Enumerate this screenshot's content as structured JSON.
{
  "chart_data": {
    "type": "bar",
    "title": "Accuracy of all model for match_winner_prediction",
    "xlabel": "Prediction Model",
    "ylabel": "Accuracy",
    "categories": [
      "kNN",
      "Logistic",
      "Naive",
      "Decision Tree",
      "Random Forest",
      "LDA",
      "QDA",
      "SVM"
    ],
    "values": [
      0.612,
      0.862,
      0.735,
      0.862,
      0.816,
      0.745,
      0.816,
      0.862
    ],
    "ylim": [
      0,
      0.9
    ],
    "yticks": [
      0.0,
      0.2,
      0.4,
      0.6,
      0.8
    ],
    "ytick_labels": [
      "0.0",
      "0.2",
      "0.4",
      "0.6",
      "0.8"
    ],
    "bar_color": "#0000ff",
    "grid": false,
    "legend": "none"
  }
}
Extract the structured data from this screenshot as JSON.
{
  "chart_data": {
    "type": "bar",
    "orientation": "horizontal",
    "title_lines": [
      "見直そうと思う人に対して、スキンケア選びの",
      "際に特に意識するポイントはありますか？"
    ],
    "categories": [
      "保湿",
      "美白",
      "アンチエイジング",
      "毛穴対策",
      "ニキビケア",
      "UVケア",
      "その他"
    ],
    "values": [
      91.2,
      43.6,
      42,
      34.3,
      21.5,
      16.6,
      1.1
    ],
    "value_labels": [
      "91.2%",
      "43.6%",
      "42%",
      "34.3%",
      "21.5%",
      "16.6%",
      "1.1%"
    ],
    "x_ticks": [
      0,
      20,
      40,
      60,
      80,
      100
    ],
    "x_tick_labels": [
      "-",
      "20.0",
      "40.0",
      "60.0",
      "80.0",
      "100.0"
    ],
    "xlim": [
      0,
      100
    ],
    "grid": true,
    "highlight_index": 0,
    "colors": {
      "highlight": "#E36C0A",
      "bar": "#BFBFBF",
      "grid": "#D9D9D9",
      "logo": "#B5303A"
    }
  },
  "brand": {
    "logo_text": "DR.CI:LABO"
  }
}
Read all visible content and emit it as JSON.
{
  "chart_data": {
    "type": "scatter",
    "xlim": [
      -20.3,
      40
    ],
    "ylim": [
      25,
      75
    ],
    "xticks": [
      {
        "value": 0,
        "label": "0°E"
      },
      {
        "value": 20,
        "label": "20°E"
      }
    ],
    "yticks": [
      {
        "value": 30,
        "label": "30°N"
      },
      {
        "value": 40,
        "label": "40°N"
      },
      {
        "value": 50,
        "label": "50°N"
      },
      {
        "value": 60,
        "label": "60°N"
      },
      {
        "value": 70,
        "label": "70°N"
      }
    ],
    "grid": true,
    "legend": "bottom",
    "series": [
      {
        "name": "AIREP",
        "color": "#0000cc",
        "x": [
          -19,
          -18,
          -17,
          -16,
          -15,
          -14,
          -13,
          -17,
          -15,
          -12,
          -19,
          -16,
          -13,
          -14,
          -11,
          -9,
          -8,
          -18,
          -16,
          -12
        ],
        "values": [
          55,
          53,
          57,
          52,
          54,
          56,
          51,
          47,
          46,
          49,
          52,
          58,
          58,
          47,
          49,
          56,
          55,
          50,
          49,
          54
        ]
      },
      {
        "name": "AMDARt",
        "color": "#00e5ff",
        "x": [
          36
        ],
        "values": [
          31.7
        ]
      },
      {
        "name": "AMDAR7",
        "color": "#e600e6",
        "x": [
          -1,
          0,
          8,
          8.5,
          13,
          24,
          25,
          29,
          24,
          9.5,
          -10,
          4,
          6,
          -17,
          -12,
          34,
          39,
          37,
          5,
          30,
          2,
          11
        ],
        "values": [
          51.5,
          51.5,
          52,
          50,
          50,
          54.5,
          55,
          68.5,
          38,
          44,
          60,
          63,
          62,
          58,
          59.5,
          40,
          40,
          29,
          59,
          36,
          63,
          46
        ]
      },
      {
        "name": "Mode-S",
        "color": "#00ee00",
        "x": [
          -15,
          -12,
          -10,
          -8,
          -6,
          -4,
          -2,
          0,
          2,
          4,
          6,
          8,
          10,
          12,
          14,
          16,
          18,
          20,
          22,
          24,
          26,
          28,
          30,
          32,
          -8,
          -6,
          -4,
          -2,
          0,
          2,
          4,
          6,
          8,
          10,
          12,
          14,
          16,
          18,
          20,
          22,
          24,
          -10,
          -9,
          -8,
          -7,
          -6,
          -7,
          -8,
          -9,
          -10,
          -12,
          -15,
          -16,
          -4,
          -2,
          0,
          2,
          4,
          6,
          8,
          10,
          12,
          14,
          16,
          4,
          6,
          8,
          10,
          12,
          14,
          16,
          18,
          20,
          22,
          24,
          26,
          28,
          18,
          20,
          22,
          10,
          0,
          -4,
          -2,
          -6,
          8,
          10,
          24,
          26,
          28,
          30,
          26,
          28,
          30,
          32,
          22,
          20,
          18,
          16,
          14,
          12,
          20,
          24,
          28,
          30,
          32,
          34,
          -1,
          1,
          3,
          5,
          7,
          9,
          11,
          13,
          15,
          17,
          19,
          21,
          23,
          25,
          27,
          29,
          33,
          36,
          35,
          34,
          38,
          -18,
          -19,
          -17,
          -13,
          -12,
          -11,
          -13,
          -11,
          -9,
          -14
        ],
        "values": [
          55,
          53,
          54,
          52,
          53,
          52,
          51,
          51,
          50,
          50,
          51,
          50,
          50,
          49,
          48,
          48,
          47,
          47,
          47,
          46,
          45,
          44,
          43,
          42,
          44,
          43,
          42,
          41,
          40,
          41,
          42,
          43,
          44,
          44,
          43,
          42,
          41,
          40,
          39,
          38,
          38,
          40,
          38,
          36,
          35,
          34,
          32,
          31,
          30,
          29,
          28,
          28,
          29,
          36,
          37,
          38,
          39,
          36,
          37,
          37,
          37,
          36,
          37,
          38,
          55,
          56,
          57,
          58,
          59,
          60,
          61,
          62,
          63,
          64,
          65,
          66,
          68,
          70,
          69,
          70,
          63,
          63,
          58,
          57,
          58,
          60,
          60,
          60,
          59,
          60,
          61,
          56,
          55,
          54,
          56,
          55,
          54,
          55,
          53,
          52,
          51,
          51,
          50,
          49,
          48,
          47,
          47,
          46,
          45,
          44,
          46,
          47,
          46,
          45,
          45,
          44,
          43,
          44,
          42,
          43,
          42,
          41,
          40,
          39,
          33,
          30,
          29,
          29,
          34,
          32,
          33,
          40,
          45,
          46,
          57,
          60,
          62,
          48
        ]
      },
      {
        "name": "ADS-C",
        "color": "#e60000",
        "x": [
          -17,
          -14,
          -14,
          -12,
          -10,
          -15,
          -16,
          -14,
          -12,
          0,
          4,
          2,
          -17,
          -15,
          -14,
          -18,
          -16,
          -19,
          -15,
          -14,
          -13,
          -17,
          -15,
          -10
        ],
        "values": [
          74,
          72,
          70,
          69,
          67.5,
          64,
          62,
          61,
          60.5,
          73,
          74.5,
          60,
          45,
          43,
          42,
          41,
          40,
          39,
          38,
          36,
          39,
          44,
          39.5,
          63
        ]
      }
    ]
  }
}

■ ■ ■ ■ ■ ■ ■

Work to complete:
Where a line contains "grid", copy that line.

Expected answer:
    "grid": false,
    "grid": true,
      "grid": "#D9D9D9",
    "grid": true,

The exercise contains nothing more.